**Study material:**
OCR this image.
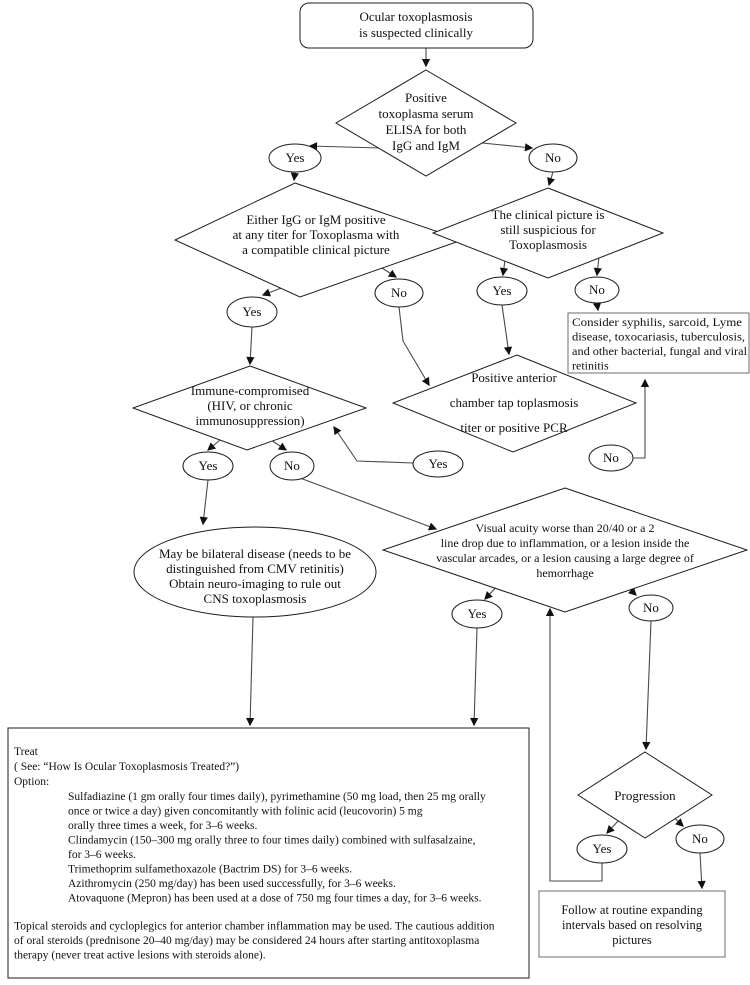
Ocular toxoplasmosis
is suspected clinically
Positive
toxoplasma serum
ELISA for both
IgG and IgM
Either IgG or IgM positive
at any titer for Toxoplasma with
a compatible clinical picture
The clinical picture is
still suspicious for
Toxoplasmosis
Consider syphilis, sarcoid, Lyme
disease, toxocariasis, tuberculosis,
and other bacterial, fungal and viral
retinitis
Positive anterior
chamber tap toplasmosis
titer or positive PCR
Immune-compromised
(HIV, or chronic
immunosuppression)
May be bilateral disease (needs to be
distinguished from CMV retinitis)
Obtain neuro-imaging to rule out
CNS toxoplasmosis
Visual acuity worse than 20/40 or a 2
line drop due to inflammation, or a lesion inside the
vascular arcades, or a lesion causing a large degree of
hemorrhage
Progression
Follow at routine expanding
intervals based on resolving
pictures
Treat
( See: “How Is Ocular Toxoplasmosis Treated?”)
Option:
Sulfadiazine (1 gm orally four times daily), pyrimethamine (50 mg load, then 25 mg orally
once or twice a day) given concomitantly with folinic acid (leucovorin) 5 mg
orally three times a week, for 3–6 weeks.
Clindamycin (150–300 mg orally three to four times daily) combined with sulfasalzaine,
for 3–6 weeks.
Trimethoprim sulfamethoxazole (Bactrim DS) for 3–6 weeks.
Azithromycin (250 mg/day) has been used successfully, for 3–6 weeks.
Atovaquone (Mepron) has been used at a dose of 750 mg four times a day, for 3–6 weeks.
Topical steroids and cycloplegics for anterior chamber inflammation may be used. The cautious addition
of oral steroids (prednisone 20–40 mg/day) may be considered 24 hours after starting antitoxoplasma
therapy (never treat active lesions with steroids alone).
Yes	No
Yes
No	Yes	No
Yes	No
Yes	No
Yes	No
Yes
No
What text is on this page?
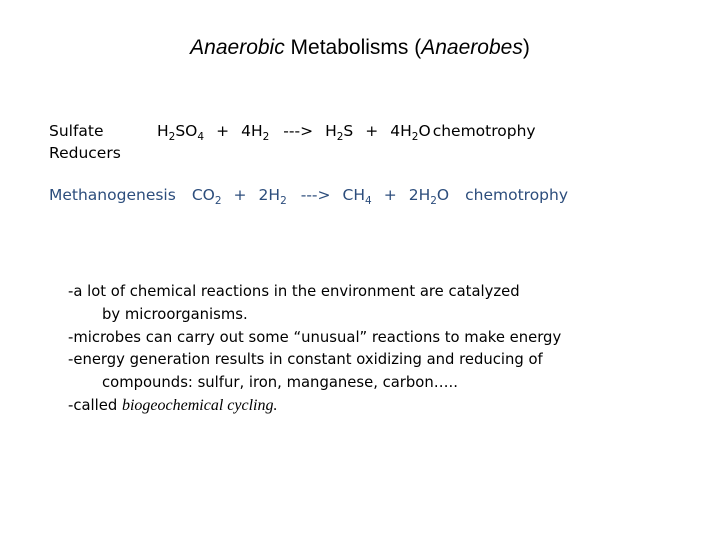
Anaerobic Metabolisms (Anaerobes)
Sulfate
Reducers
$H_2SO_4 + 4H_2$ ---> $H_2S + 4H_2O$ chemotrophy
Methanogenesis $CO_2 + 2H_2$ ---> $CH_4 + 2H_2O$ chemotrophy
-a lot of chemical reactions in the environment are catalyzed
by microorganisms.
-microbes can carry out some “unusual” reactions to make energy
-energy generation results in constant oxidizing and reducing of
compounds: sulfur, iron, manganese, carbon…..
-called biogeochemical cycling.
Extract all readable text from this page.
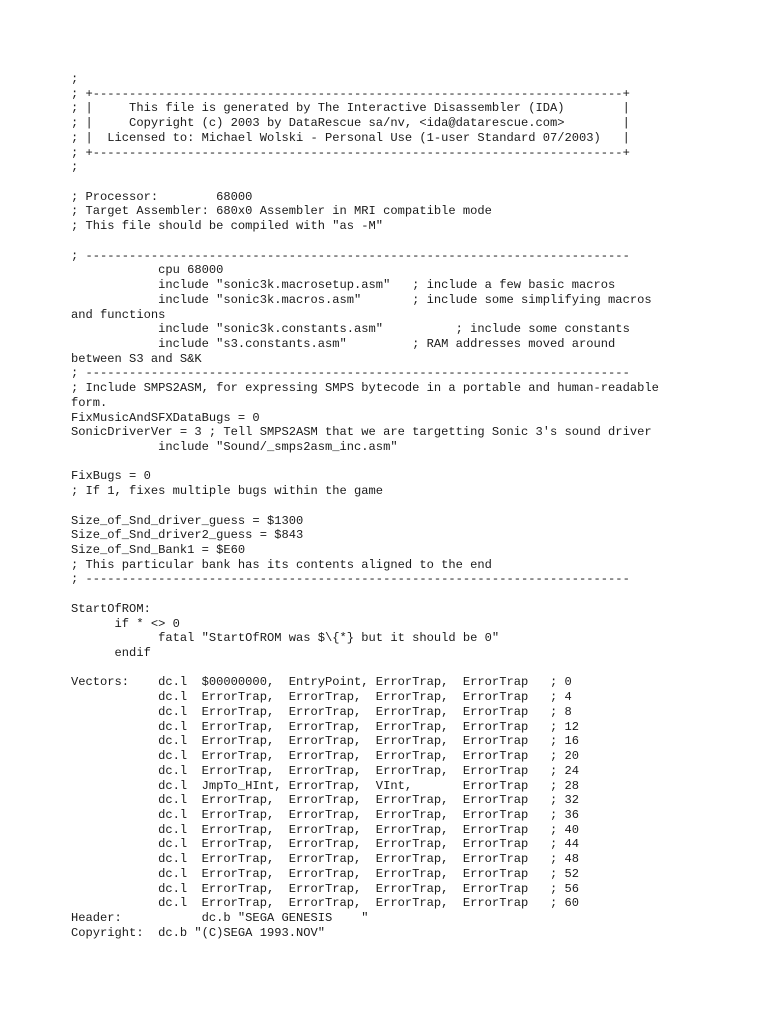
;
; +-------------------------------------------------------------------------+
; |     This file is generated by The Interactive Disassembler (IDA)        |
; |     Copyright (c) 2003 by DataRescue sa/nv, <ida@datarescue.com>        |
; |  Licensed to: Michael Wolski - Personal Use (1-user Standard 07/2003)   |
; +-------------------------------------------------------------------------+
;
; Processor:        68000
; Target Assembler: 680x0 Assembler in MRI compatible mode
; This file should be compiled with "as -M"
; ---------------------------------------------------------------------------
cpu 68000
include "sonic3k.macrosetup.asm"   ; include a few basic macros
include "sonic3k.macros.asm"       ; include some simplifying macros
and functions
include "sonic3k.constants.asm"          ; include some constants
include "s3.constants.asm"         ; RAM addresses moved around
between S3 and S&K
; ---------------------------------------------------------------------------
; Include SMPS2ASM, for expressing SMPS bytecode in a portable and human-readable
form.
FixMusicAndSFXDataBugs = 0
SonicDriverVer = 3 ; Tell SMPS2ASM that we are targetting Sonic 3's sound driver
include "Sound/_smps2asm_inc.asm"
FixBugs = 0
; If 1, fixes multiple bugs within the game
Size_of_Snd_driver_guess = $1300
Size_of_Snd_driver2_guess = $843
Size_of_Snd_Bank1 = $E60
; This particular bank has its contents aligned to the end
; ---------------------------------------------------------------------------
StartOfROM:
if * <> 0
fatal "StartOfROM was $\{*} but it should be 0"
endif
Vectors:    dc.l  $00000000,  EntryPoint, ErrorTrap,  ErrorTrap   ; 0
dc.l  ErrorTrap,  ErrorTrap,  ErrorTrap,  ErrorTrap   ; 4
dc.l  ErrorTrap,  ErrorTrap,  ErrorTrap,  ErrorTrap   ; 8
dc.l  ErrorTrap,  ErrorTrap,  ErrorTrap,  ErrorTrap   ; 12
dc.l  ErrorTrap,  ErrorTrap,  ErrorTrap,  ErrorTrap   ; 16
dc.l  ErrorTrap,  ErrorTrap,  ErrorTrap,  ErrorTrap   ; 20
dc.l  ErrorTrap,  ErrorTrap,  ErrorTrap,  ErrorTrap   ; 24
dc.l  JmpTo_HInt, ErrorTrap,  VInt,       ErrorTrap   ; 28
dc.l  ErrorTrap,  ErrorTrap,  ErrorTrap,  ErrorTrap   ; 32
dc.l  ErrorTrap,  ErrorTrap,  ErrorTrap,  ErrorTrap   ; 36
dc.l  ErrorTrap,  ErrorTrap,  ErrorTrap,  ErrorTrap   ; 40
dc.l  ErrorTrap,  ErrorTrap,  ErrorTrap,  ErrorTrap   ; 44
dc.l  ErrorTrap,  ErrorTrap,  ErrorTrap,  ErrorTrap   ; 48
dc.l  ErrorTrap,  ErrorTrap,  ErrorTrap,  ErrorTrap   ; 52
dc.l  ErrorTrap,  ErrorTrap,  ErrorTrap,  ErrorTrap   ; 56
dc.l  ErrorTrap,  ErrorTrap,  ErrorTrap,  ErrorTrap   ; 60
Header:           dc.b "SEGA GENESIS    "
Copyright:  dc.b "(C)SEGA 1993.NOV"
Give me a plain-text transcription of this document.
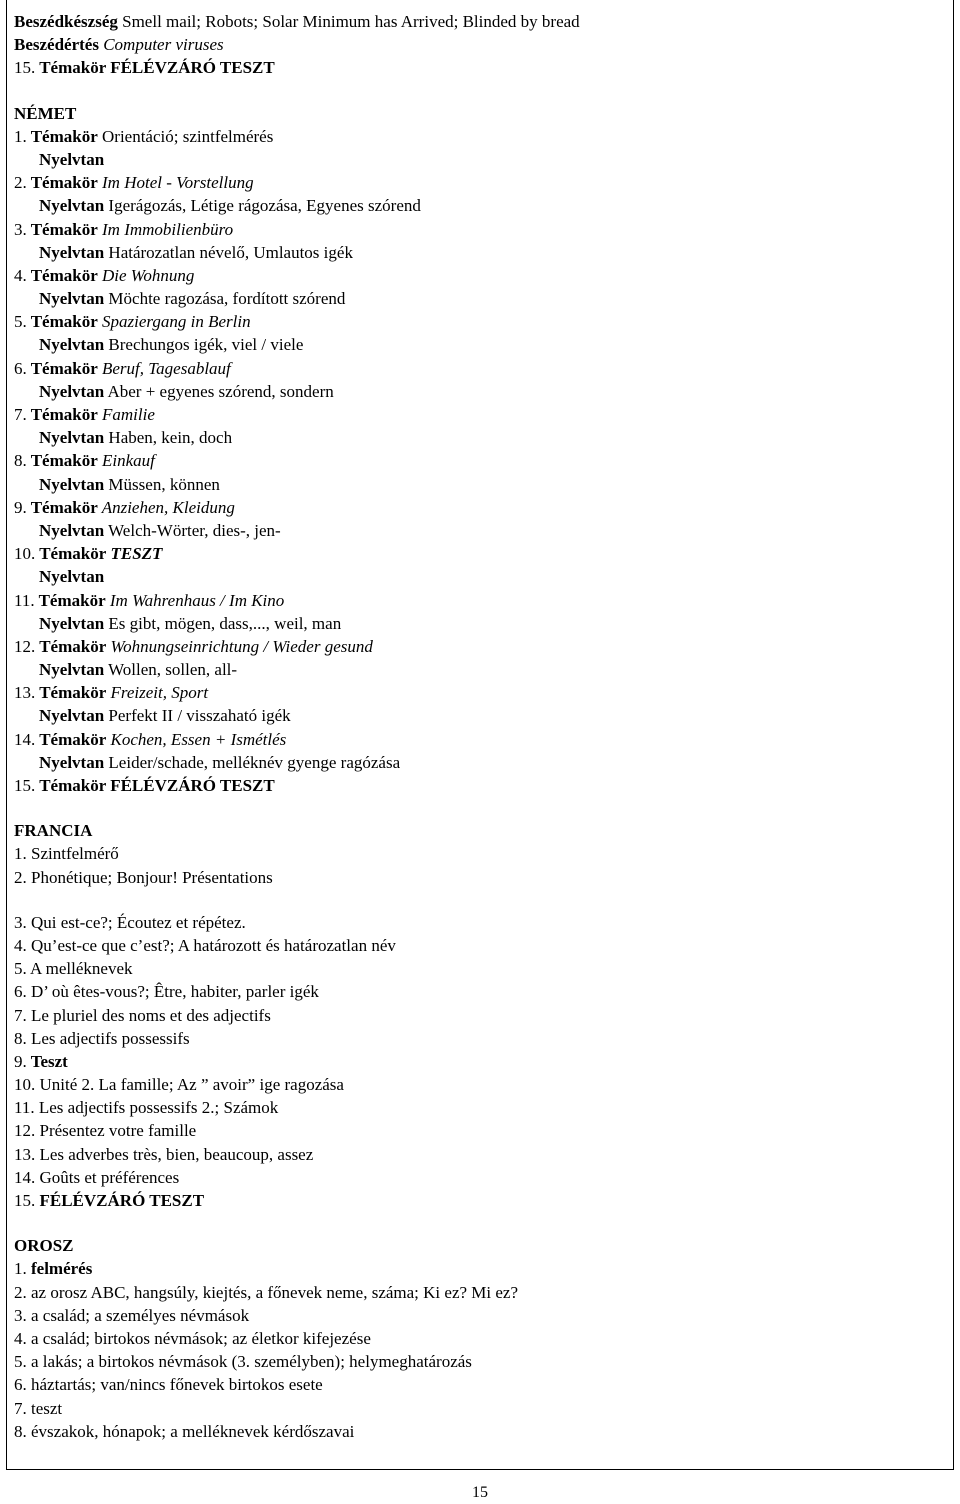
Beszédkészség Smell mail; Robots; Solar Minimum has Arrived; Blinded by bread
Beszédértés Computer viruses
15. Témakör FÉLÉVZÁRÓ TESZT
NÉMET
1. Témakör Orientáció; szintfelmérés
Nyelvtan
2. Témakör Im Hotel - Vorstellung
Nyelvtan Igerágozás, Létige rágozása, Egyenes szórend
3. Témakör Im Immobilienbüro
Nyelvtan Határozatlan névelő, Umlautos igék
4. Témakör Die Wohnung
Nyelvtan Möchte ragozása, fordított szórend
5. Témakör Spaziergang in Berlin
Nyelvtan Brechungos igék, viel / viele
6. Témakör Beruf, Tagesablauf
Nyelvtan Aber + egyenes szórend, sondern
7. Témakör Familie
Nyelvtan Haben, kein, doch
8. Témakör Einkauf
Nyelvtan Müssen, können
9. Témakör Anziehen, Kleidung
Nyelvtan Welch-Wörter, dies-, jen-
10. Témakör TESZT
Nyelvtan
11. Témakör Im Wahrenhaus / Im Kino
Nyelvtan Es gibt, mögen, dass,..., weil, man
12. Témakör Wohnungseinrichtung / Wieder gesund
Nyelvtan Wollen, sollen, all-
13. Témakör Freizeit, Sport
Nyelvtan Perfekt II / visszaható igék
14. Témakör Kochen, Essen + Ismétlés
Nyelvtan Leider/schade, melléknév gyenge ragózása
15. Témakör FÉLÉVZÁRÓ TESZT
FRANCIA
1. Szintfelmérő
2. Phonétique; Bonjour! Présentations
3. Qui est-ce?; Écoutez et répétez.
4. Qu’est-ce que c’est?; A határozott és határozatlan név
5. A melléknevek
6. D’ où êtes-vous?; Être, habiter, parler igék
7. Le pluriel des noms et des adjectifs
8. Les adjectifs possessifs
9. Teszt
10. Unité 2. La famille; Az ” avoir” ige ragozása
11. Les adjectifs possessifs 2.; Számok
12. Présentez votre famille
13. Les adverbes très, bien, beaucoup, assez
14. Goûts et préférences
15. FÉLÉVZÁRÓ TESZT
OROSZ
1. felmérés
2. az orosz ABC, hangsúly, kiejtés, a főnevek neme, száma; Ki ez? Mi ez?
3. a család; a személyes névmások
4. a család; birtokos névmások; az életkor kifejezése
5. a lakás; a birtokos névmások (3. személyben); helymeghatározás
6. háztartás; van/nincs főnevek birtokos esete
7. teszt
8. évszakok, hónapok; a melléknevek kérdőszavai
15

**Work required:** Show all lines of the material in which the word "orally" can be found.

**Response box:**
Sulfadiazine (1 gm orally four times daily), pyrimethamine (50 mg load, then 25 mg orally
orally three times a week, for 3–6 weeks.
Clindamycin (150–300 mg orally three to four times daily) combined with sulfasalzaine,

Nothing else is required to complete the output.